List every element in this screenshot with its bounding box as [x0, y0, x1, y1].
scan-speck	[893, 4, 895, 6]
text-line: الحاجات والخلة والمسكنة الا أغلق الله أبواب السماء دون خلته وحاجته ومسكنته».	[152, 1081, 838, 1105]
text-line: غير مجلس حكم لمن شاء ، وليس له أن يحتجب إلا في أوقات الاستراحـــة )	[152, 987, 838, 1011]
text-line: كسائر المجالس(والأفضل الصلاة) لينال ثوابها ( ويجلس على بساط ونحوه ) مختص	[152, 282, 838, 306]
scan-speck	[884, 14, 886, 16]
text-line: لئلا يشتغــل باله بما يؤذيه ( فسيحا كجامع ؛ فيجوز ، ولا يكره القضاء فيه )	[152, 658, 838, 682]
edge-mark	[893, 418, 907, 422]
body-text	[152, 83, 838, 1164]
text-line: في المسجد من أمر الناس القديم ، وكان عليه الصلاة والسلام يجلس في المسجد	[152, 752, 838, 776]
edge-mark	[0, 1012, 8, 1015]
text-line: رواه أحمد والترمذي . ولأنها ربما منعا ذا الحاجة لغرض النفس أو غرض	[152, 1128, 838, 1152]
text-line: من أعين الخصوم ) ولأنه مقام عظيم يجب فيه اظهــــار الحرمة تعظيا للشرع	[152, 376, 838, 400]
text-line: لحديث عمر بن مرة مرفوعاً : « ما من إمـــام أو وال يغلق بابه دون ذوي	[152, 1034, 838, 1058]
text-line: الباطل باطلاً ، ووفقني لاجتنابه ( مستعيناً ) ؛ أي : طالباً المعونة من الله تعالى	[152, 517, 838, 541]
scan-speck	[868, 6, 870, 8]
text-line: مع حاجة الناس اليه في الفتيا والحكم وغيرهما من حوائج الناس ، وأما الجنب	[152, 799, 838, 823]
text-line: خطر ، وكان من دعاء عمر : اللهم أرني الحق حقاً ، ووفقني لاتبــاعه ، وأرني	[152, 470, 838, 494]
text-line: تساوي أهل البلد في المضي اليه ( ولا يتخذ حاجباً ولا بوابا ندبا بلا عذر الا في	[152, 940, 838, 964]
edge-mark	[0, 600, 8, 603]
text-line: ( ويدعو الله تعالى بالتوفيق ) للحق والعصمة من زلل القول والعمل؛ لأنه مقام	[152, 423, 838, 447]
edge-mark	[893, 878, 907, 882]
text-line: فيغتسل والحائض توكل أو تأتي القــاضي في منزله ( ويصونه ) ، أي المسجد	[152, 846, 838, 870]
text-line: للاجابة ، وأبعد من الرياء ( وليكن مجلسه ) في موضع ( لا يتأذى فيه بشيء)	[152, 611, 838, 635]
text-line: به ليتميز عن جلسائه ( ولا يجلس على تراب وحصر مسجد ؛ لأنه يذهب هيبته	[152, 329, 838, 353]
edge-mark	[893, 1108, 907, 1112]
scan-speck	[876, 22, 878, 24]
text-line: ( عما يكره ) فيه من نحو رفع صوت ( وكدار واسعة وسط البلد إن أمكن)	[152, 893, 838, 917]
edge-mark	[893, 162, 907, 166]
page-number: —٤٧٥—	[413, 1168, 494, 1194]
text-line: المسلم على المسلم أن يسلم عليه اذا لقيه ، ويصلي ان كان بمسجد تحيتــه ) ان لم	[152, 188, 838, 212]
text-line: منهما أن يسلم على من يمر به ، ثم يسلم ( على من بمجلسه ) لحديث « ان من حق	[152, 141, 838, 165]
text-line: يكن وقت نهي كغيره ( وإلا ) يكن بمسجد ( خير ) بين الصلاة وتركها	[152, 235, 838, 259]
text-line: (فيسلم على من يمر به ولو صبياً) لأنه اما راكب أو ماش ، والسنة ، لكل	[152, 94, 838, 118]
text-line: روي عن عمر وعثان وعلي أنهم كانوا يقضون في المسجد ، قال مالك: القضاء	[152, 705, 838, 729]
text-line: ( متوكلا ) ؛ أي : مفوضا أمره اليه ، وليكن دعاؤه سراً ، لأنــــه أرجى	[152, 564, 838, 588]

┄┄┄┄┄┄

* **SET EXERCISE**: Pick out each line above that contains the string "عليه" and copy those lines in full. Case counts when matching.

* **SOLUTION TO THIS TASK**:
text-line: في المسجد من أمر الناس القديم ، وكان عليه الصلاة والسلام يجلس في المسجد	[152, 752, 838, 776]
text-line: المسلم على المسلم أن يسلم عليه اذا لقيه ، ويصلي ان كان بمسجد تحيتــه ) ان لم	[152, 188, 838, 212]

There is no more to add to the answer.